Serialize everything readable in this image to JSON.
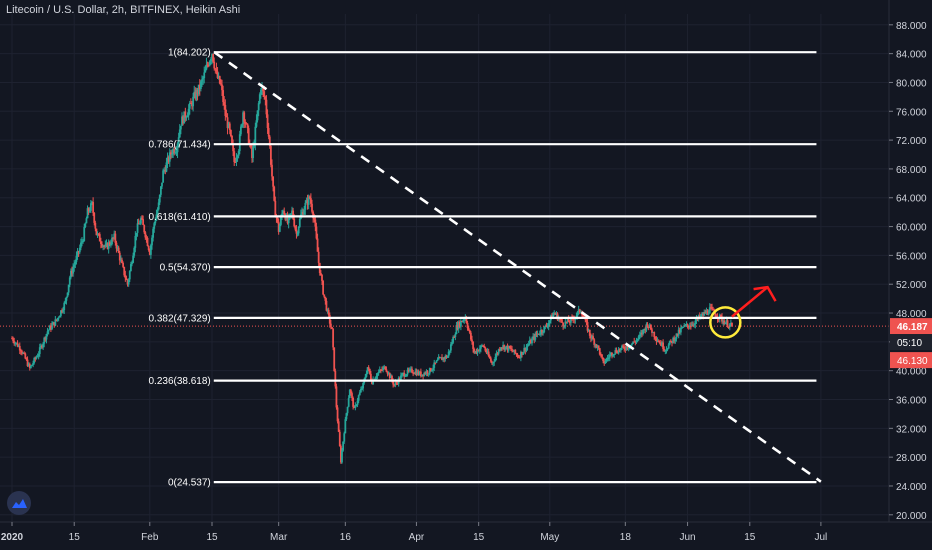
{
  "header": {
    "title": "Litecoin / U.S. Dollar, 2h, BITFINEX, Heikin Ashi"
  },
  "colors": {
    "background": "#131722",
    "text": "#d1d4dc",
    "bull": "#26a69a",
    "bear": "#ef5350",
    "fib_line": "#ffffff",
    "trend_line": "#ffffff",
    "last_price_line": "#ef5350",
    "annotation_circle": "#ffeb3b",
    "annotation_arrow": "#ff1e1e",
    "gridline": "#1e2230"
  },
  "icons": {
    "brand": "tradingview-logo-icon"
  },
  "chart_data": {
    "type": "candlestick",
    "title": "Litecoin / U.S. Dollar, 2h, BITFINEX, Heikin Ashi",
    "y_axis": {
      "ylim": [
        19.0,
        89.5
      ],
      "ticks": [
        20,
        24,
        28,
        32,
        36,
        40,
        44,
        48,
        52,
        56,
        60,
        64,
        68,
        72,
        76,
        80,
        84,
        88
      ],
      "tick_labels": [
        "20.000",
        "24.000",
        "28.000",
        "32.000",
        "36.000",
        "40.000",
        "44.000",
        "48.000",
        "52.000",
        "56.000",
        "60.000",
        "64.000",
        "68.000",
        "72.000",
        "76.000",
        "80.000",
        "84.000",
        "88.000"
      ],
      "last_price_labels": [
        "46.187",
        "05:10",
        "46.130"
      ]
    },
    "x_axis": {
      "tick_labels": [
        "2020",
        "15",
        "Feb",
        "15",
        "Mar",
        "16",
        "Apr",
        "15",
        "May",
        "18",
        "Jun",
        "15",
        "Jul"
      ],
      "tick_days": [
        0,
        14,
        31,
        45,
        60,
        75,
        91,
        105,
        121,
        138,
        152,
        166,
        182
      ],
      "xlim": [
        0,
        195
      ]
    },
    "fibonacci": [
      {
        "label": "1(84.202)",
        "value": 84.202
      },
      {
        "label": "0.786(71.434)",
        "value": 71.434
      },
      {
        "label": "0.618(61.410)",
        "value": 61.41
      },
      {
        "label": "0.5(54.370)",
        "value": 54.37
      },
      {
        "label": "0.382(47.329)",
        "value": 47.329
      },
      {
        "label": "0.236(38.618)",
        "value": 38.618
      },
      {
        "label": "0(24.537)",
        "value": 24.537
      }
    ],
    "fib_x_range": [
      45.4,
      181
    ],
    "trendline": {
      "x": [
        45.5,
        182
      ],
      "y": [
        84.2,
        24.6
      ]
    },
    "price_path": [
      [
        0,
        44.5
      ],
      [
        2,
        43.0
      ],
      [
        4,
        40.3
      ],
      [
        6,
        42.5
      ],
      [
        8,
        45.5
      ],
      [
        10,
        47.0
      ],
      [
        12,
        49.5
      ],
      [
        13,
        53.0
      ],
      [
        15,
        56.5
      ],
      [
        16,
        58.5
      ],
      [
        17,
        62.0
      ],
      [
        18,
        63.0
      ],
      [
        19,
        59.0
      ],
      [
        21,
        57.0
      ],
      [
        23,
        58.5
      ],
      [
        25,
        54.0
      ],
      [
        26,
        52.0
      ],
      [
        27,
        55.5
      ],
      [
        28,
        59.5
      ],
      [
        29,
        61.0
      ],
      [
        30,
        59.0
      ],
      [
        31,
        56.5
      ],
      [
        32,
        60.5
      ],
      [
        33,
        63.0
      ],
      [
        34,
        67.5
      ],
      [
        36,
        70.5
      ],
      [
        37,
        71.0
      ],
      [
        38,
        74.5
      ],
      [
        40,
        76.5
      ],
      [
        41,
        78.0
      ],
      [
        42,
        79.0
      ],
      [
        43,
        80.5
      ],
      [
        44,
        82.5
      ],
      [
        45,
        84.2
      ],
      [
        46,
        81.0
      ],
      [
        47,
        79.5
      ],
      [
        48,
        75.5
      ],
      [
        49,
        73.0
      ],
      [
        50,
        69.0
      ],
      [
        51,
        71.0
      ],
      [
        52,
        76.0
      ],
      [
        53,
        73.0
      ],
      [
        54,
        69.5
      ],
      [
        55,
        74.5
      ],
      [
        56,
        79.5
      ],
      [
        57,
        77.5
      ],
      [
        58,
        71.0
      ],
      [
        59,
        63.0
      ],
      [
        60,
        59.5
      ],
      [
        61,
        62.5
      ],
      [
        62,
        60.5
      ],
      [
        63,
        62.0
      ],
      [
        64,
        59.0
      ],
      [
        65,
        61.5
      ],
      [
        66,
        63.0
      ],
      [
        67,
        64.0
      ],
      [
        68,
        61.0
      ],
      [
        69,
        55.0
      ],
      [
        70,
        51.0
      ],
      [
        71,
        48.0
      ],
      [
        72,
        45.5
      ],
      [
        73,
        35.0
      ],
      [
        74,
        27.5
      ],
      [
        75,
        33.0
      ],
      [
        76,
        37.5
      ],
      [
        77,
        34.5
      ],
      [
        78,
        36.5
      ],
      [
        79,
        38.0
      ],
      [
        80,
        40.5
      ],
      [
        81,
        38.5
      ],
      [
        82,
        39.5
      ],
      [
        84,
        40.5
      ],
      [
        86,
        38.0
      ],
      [
        88,
        39.5
      ],
      [
        90,
        40.0
      ],
      [
        92,
        39.5
      ],
      [
        94,
        40.0
      ],
      [
        96,
        41.5
      ],
      [
        98,
        42.0
      ],
      [
        100,
        46.0
      ],
      [
        102,
        47.5
      ],
      [
        103,
        45.0
      ],
      [
        104,
        42.5
      ],
      [
        106,
        43.5
      ],
      [
        108,
        41.0
      ],
      [
        110,
        43.5
      ],
      [
        112,
        43.0
      ],
      [
        114,
        42.0
      ],
      [
        116,
        43.5
      ],
      [
        118,
        45.0
      ],
      [
        120,
        46.0
      ],
      [
        122,
        48.0
      ],
      [
        124,
        46.5
      ],
      [
        126,
        47.0
      ],
      [
        128,
        48.5
      ],
      [
        130,
        45.0
      ],
      [
        132,
        43.0
      ],
      [
        133,
        41.0
      ],
      [
        135,
        42.5
      ],
      [
        137,
        43.0
      ],
      [
        139,
        43.5
      ],
      [
        141,
        44.5
      ],
      [
        143,
        46.5
      ],
      [
        145,
        44.5
      ],
      [
        147,
        43.0
      ],
      [
        149,
        44.5
      ],
      [
        151,
        46.0
      ],
      [
        153,
        46.5
      ],
      [
        155,
        47.5
      ],
      [
        157,
        48.5
      ],
      [
        159,
        47.5
      ],
      [
        161,
        46.5
      ],
      [
        162,
        46.13
      ]
    ],
    "last_price": 46.187,
    "annotation_circle": {
      "x": 160.5,
      "y": 46.7
    },
    "annotation_arrow": {
      "from": [
        162,
        47.5
      ],
      "to": [
        170,
        51.6
      ]
    }
  }
}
==================================================
**Task details**
Gather all lines of the records that include the word "Dollar".

**Answer to the exercise**
    "title": "Litecoin / U.S. Dollar, 2h, BITFINEX, Heikin Ashi"
    "title": "Litecoin / U.S. Dollar, 2h, BITFINEX, Heikin Ashi",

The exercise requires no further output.